* [To be done] Count lines holding the string "rise" in the data that follows. Reply with one number only.

== Record extracts ==

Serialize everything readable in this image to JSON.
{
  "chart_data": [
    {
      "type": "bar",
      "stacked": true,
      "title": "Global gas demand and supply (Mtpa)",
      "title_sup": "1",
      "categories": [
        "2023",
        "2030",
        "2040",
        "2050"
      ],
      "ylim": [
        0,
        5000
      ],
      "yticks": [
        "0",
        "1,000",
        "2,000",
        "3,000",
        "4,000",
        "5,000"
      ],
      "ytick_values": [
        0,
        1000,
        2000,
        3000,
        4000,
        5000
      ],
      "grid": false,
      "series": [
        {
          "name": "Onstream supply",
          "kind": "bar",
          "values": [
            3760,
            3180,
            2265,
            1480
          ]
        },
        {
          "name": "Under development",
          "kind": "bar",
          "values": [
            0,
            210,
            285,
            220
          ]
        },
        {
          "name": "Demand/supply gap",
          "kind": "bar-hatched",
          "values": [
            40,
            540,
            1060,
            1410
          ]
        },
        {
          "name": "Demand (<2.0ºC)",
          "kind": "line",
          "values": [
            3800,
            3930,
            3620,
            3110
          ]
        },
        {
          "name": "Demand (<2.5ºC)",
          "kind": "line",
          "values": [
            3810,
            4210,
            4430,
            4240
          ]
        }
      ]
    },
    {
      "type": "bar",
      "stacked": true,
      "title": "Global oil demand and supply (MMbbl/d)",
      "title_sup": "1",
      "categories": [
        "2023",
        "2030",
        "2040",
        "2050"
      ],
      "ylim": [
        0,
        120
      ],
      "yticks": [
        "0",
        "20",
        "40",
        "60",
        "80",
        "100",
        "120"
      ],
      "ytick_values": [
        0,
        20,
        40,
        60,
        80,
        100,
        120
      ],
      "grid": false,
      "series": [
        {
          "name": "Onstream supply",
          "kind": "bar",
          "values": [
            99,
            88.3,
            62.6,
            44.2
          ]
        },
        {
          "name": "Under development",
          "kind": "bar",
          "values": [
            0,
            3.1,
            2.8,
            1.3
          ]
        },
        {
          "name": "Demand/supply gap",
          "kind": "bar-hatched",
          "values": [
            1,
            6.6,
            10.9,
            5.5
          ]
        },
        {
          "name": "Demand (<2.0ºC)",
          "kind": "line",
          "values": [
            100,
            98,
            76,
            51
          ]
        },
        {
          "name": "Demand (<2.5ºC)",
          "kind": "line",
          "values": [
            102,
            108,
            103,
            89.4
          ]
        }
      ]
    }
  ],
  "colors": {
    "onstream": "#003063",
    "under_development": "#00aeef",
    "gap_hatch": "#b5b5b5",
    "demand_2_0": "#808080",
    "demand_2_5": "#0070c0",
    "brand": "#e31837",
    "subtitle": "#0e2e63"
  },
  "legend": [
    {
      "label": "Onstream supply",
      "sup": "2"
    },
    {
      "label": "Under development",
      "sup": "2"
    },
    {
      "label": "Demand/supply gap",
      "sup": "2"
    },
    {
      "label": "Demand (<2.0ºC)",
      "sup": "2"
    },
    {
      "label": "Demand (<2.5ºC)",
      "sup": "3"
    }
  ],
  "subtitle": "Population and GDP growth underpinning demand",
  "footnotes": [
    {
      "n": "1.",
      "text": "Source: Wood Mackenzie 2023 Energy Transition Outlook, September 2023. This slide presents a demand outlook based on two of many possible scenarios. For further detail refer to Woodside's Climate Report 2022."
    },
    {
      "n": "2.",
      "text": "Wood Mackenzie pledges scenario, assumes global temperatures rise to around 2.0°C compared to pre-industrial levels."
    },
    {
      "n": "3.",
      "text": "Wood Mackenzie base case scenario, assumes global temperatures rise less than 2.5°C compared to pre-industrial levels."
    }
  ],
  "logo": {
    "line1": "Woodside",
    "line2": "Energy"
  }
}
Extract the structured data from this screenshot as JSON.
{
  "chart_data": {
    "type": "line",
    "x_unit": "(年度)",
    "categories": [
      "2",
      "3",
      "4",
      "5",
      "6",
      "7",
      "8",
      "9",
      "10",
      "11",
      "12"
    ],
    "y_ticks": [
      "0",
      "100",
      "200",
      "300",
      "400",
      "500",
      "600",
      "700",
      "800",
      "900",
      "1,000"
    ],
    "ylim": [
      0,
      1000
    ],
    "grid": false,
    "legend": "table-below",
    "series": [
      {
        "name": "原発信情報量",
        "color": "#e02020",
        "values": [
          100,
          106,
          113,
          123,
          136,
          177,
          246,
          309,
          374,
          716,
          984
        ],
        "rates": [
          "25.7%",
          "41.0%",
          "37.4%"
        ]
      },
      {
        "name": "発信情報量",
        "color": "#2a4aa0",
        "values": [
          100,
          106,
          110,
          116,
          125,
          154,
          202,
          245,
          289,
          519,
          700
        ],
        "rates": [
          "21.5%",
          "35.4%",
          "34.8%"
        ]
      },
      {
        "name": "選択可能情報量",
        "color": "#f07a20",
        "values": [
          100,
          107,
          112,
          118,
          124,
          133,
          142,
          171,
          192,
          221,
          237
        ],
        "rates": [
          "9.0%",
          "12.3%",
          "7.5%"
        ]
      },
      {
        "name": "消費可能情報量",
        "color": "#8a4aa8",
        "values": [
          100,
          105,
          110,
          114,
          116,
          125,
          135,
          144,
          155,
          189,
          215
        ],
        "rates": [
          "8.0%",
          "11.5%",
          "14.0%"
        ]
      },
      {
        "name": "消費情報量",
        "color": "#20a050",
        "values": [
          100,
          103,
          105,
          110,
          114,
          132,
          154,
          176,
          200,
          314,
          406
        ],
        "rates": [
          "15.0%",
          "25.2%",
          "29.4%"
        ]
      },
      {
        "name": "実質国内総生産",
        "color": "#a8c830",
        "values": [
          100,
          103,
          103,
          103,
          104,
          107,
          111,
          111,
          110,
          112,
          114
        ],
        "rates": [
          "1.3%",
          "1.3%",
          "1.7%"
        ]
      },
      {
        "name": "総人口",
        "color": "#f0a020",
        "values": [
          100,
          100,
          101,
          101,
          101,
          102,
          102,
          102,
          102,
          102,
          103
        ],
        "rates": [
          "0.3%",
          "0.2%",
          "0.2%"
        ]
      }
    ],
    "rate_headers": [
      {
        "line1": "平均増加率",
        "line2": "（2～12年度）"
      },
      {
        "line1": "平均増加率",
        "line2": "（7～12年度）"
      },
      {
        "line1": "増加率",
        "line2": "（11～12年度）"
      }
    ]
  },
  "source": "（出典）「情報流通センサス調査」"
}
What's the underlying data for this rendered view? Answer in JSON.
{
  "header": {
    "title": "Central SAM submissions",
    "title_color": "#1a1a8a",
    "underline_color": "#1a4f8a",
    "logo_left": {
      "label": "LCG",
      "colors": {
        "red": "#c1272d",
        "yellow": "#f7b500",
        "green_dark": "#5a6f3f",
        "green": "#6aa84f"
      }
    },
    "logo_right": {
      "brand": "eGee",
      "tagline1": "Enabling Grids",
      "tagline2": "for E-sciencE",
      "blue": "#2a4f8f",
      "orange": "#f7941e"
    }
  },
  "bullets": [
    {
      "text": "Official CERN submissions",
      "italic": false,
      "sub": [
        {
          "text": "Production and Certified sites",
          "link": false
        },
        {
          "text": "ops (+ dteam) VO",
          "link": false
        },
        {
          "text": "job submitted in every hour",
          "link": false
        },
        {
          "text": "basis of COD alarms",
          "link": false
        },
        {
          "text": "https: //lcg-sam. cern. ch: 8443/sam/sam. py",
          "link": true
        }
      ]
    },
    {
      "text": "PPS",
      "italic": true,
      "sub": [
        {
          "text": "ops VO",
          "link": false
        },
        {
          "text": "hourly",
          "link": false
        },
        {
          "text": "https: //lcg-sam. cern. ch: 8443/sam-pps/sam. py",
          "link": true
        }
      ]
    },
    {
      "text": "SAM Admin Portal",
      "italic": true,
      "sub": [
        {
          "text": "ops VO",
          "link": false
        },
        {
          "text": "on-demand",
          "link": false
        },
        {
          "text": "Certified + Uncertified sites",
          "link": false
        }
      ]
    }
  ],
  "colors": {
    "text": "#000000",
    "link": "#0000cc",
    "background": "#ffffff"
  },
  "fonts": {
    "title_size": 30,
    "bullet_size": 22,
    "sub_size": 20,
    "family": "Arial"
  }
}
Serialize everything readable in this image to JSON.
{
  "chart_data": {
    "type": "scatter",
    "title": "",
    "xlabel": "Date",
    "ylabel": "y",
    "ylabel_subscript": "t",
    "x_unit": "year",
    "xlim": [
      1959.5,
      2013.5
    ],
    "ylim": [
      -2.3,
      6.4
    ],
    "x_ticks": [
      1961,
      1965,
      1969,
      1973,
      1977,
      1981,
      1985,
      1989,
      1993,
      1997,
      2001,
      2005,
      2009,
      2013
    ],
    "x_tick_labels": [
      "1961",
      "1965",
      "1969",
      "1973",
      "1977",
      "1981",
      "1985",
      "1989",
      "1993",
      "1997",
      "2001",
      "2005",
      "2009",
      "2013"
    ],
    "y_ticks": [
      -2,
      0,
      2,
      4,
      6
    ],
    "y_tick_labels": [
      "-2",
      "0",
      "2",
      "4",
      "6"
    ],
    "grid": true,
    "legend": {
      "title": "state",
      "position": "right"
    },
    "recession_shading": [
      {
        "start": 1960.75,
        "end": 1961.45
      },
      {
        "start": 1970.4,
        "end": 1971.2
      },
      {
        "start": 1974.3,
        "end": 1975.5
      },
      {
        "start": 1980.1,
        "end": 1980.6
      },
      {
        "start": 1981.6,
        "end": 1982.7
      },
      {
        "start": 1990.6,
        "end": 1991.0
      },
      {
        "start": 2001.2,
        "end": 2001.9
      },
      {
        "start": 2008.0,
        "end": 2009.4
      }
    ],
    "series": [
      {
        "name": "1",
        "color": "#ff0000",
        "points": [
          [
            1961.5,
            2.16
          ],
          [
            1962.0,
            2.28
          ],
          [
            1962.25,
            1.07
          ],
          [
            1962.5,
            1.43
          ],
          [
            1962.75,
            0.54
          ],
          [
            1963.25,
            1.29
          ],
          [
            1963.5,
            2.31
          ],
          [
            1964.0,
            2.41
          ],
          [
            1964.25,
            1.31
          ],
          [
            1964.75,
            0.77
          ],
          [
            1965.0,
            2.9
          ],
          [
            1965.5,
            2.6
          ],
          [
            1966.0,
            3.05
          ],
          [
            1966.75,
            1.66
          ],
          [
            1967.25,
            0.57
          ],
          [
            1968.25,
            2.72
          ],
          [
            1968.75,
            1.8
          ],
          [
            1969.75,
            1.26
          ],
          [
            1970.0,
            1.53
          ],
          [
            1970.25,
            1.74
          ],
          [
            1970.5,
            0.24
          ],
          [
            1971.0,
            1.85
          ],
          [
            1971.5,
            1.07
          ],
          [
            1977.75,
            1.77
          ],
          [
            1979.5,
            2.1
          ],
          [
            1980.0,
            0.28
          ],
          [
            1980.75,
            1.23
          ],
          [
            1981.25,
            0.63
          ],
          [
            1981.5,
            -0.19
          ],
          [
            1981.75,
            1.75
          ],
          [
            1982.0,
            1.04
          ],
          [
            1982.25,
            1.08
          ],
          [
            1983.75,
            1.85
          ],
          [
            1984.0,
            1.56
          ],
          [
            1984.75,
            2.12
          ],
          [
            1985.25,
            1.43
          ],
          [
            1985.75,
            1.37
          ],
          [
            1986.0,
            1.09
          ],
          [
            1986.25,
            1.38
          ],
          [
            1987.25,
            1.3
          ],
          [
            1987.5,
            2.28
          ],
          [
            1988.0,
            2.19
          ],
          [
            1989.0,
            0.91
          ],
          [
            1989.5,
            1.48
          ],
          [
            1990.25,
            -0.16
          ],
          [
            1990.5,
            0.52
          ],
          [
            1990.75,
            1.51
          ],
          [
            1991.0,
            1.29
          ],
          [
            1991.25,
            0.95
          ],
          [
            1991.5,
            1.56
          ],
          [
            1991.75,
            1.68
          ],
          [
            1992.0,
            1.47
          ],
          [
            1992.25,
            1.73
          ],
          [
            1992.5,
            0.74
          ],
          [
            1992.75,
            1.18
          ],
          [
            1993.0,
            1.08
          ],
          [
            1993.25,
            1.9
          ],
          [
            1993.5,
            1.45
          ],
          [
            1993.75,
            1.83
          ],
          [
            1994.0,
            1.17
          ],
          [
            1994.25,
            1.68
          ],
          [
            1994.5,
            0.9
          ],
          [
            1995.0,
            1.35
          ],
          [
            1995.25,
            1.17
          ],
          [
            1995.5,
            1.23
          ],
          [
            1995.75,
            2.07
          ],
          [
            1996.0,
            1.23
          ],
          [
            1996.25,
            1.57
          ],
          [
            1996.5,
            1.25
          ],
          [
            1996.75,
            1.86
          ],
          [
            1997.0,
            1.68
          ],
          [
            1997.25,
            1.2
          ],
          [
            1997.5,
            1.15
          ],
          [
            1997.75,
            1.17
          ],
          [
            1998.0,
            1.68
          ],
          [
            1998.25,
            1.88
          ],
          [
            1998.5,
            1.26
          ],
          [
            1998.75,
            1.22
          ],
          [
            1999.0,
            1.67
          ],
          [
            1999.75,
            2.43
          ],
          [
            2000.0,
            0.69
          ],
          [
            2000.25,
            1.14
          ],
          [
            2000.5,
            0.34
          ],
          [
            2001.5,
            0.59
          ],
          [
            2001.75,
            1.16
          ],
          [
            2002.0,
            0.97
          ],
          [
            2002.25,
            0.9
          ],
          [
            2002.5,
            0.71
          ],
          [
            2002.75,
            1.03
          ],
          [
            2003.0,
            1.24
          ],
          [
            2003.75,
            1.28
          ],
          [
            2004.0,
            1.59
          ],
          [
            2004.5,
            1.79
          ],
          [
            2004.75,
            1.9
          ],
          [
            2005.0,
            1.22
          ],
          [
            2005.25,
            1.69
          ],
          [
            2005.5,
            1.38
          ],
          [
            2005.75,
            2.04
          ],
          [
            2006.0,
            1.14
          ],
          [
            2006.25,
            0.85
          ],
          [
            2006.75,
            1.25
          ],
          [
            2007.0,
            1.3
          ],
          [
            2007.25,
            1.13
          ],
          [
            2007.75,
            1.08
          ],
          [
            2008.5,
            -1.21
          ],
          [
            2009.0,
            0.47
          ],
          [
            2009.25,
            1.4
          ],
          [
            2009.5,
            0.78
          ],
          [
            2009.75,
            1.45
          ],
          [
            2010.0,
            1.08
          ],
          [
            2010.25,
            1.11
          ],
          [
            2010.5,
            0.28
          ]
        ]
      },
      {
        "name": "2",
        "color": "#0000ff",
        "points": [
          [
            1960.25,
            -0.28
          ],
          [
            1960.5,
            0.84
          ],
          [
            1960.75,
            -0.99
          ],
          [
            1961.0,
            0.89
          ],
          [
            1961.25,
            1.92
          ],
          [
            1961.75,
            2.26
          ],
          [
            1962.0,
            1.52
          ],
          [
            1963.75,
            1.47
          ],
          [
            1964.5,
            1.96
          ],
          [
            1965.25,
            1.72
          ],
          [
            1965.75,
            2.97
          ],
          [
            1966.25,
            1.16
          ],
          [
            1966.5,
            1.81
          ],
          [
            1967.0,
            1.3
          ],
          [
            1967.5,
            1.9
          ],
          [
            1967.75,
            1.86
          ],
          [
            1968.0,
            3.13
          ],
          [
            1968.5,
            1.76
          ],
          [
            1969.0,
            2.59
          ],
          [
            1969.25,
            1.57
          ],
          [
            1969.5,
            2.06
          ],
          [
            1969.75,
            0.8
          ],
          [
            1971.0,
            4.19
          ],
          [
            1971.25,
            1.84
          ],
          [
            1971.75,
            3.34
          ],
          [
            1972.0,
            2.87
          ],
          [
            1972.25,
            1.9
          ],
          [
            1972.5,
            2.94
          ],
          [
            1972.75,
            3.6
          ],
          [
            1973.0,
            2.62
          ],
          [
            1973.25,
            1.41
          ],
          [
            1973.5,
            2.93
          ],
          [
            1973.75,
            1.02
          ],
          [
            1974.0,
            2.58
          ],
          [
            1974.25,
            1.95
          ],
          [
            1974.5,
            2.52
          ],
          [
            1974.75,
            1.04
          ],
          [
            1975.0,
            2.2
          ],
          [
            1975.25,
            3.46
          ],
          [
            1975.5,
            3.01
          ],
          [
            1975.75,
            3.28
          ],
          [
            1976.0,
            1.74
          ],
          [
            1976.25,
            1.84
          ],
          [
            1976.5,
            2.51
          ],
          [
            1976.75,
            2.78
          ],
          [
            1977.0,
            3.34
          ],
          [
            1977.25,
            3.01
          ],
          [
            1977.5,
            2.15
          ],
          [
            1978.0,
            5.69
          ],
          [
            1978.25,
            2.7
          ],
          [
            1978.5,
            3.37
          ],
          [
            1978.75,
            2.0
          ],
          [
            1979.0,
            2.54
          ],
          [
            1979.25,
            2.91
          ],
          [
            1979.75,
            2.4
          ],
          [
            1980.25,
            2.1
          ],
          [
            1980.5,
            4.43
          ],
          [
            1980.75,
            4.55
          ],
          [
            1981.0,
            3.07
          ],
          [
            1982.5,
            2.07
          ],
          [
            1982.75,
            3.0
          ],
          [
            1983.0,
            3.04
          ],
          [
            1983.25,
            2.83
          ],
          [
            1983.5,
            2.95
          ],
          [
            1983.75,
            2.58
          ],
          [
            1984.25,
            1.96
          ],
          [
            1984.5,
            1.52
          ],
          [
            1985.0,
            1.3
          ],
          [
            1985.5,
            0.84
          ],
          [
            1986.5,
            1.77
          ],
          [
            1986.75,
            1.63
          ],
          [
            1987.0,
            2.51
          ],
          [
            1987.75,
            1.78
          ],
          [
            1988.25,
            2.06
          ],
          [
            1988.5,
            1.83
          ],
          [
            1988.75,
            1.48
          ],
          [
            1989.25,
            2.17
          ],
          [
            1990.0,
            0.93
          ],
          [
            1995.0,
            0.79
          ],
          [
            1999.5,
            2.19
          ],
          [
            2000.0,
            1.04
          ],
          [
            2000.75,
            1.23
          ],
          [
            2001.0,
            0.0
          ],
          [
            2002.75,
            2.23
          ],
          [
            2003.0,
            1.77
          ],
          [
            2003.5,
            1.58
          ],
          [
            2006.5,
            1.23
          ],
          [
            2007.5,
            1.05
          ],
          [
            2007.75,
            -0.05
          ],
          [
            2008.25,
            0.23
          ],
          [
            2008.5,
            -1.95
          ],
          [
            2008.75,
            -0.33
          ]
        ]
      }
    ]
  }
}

===

* [Reply] 2